• [Exercise]: From the podcast introduction below, list the settings where the host says she has been fascinated by the science behind high performance strategies.
***** Source passage *****
This is episode #56 with Dr. Lori Desautels, a returning guest who I know everyone loves as much as I do. If you want to hear our first interview with Lori, go back and listen to episode 16[i] with Lori and Michael McKnight on “The Future of Educational Neuroscience in our Schools and Communities.” To watch this interview on YouTube, click here.
Welcome to the Neuroscience Meets Social and Emotional Learning podcast, my name is Andrea Samadi, I’m a former educator whose been fascinated with understanding the science behind high performance strategies in schools, sports and the workplace and created this podcast to bring the most current neuroscience research, along with high performing experts who have risen to the top of their field with specific strategies or ideas that you can implement immediately, whether you are a teacher or student in the classroom, or working in the corporate world, to take your results to the next level.
Thanks for tuning into the podcast today! If this is your first time here, I am so grateful that you have taken the time to listen. Today I am thrilled at the opportunity to speak with Dr. Lori Desautels for the second time.
I first found Lori from her TEDx Talk from Indianapolisi when I was searching for anything in the field on educational neuroscience back in 2014 and watched her videos to understand how parts of the brain worked, how they are interconnected and impact learning. In Lori’s Ted Talk, she mentioned that “neuroscience and education have come together” and it’s a huge connection because every day experiences change the brain structurally and functionally—and I thought, this is incredible that we can finally explain how we can accelerate learning with this understanding of the brain. Over the years as I’ve continue my research in this field, each person I speak with points me back to Lori Desaultel as a pioneer in this field. Her work is groundbreaking as she ties the research into these practices that we must all learn to stay at the height of our productivity and achievement.
Welcome Lori, thank you so much for coming back on as a returning guest.
I feel like we are old friends now that I had the chance to see you speak live this past October, and with the fact you are sharing your new book with me in real time as you are writing it. I’ve been reading it as you are sending the chapters and emotions really are contagious. Before we dive into the questions, can you tell me more about why this book is so timely, and maybe a bit about the work you are doing on a day to day basis for the field of education.
***** Dataset content *****
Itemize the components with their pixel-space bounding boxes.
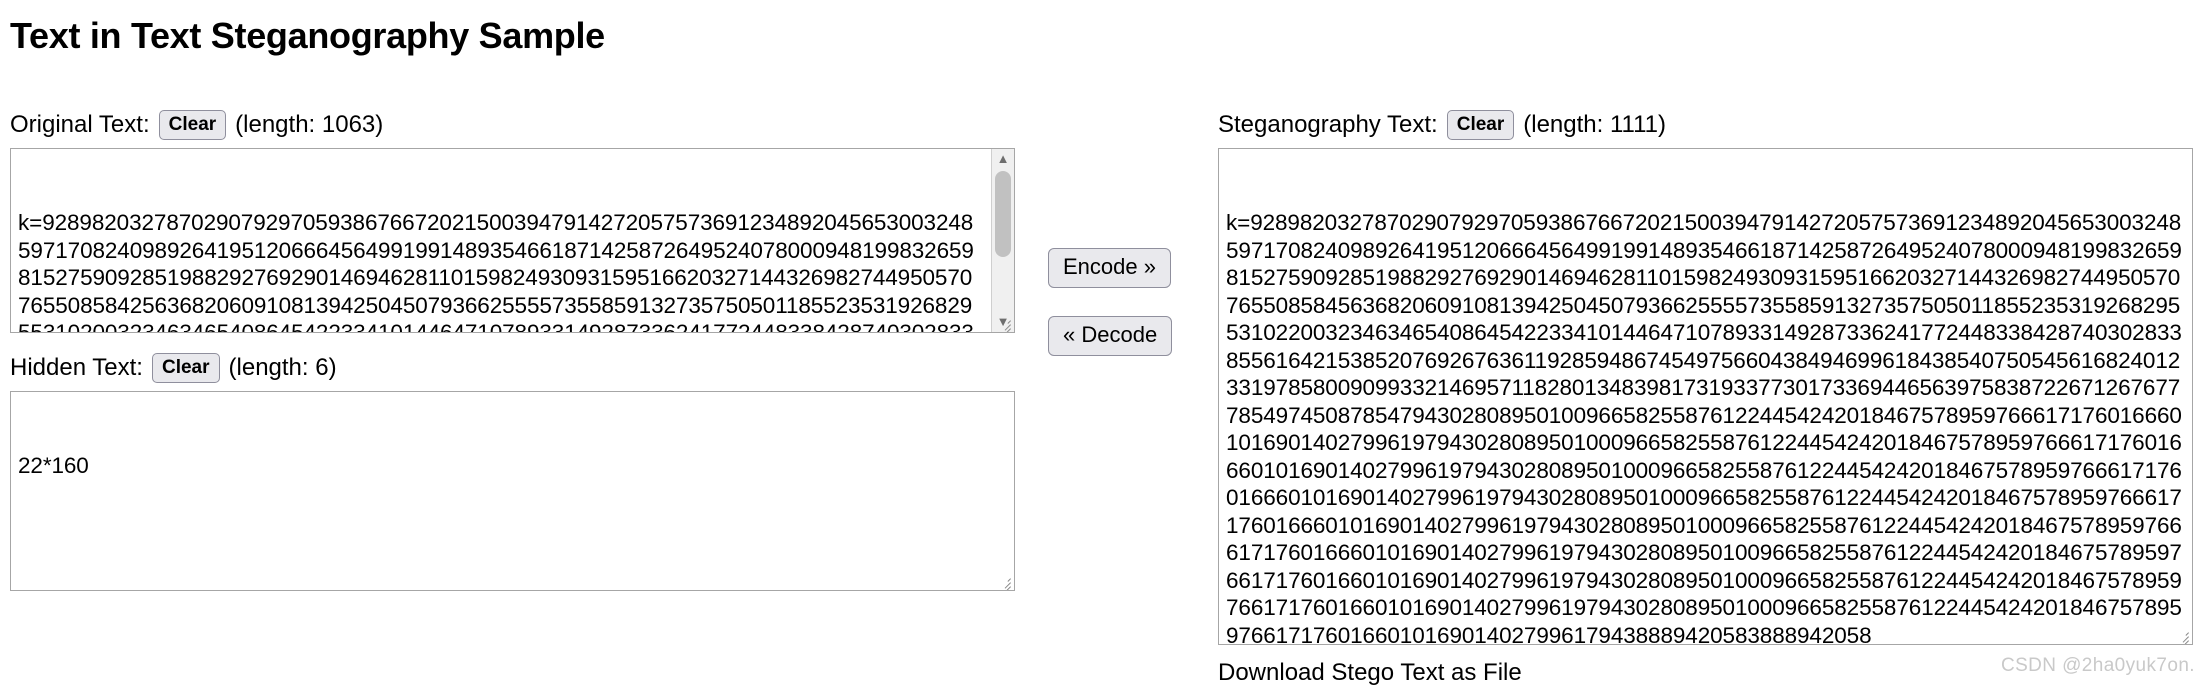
*****
• [Output for this exercise]: Schools, sports, and the workplace.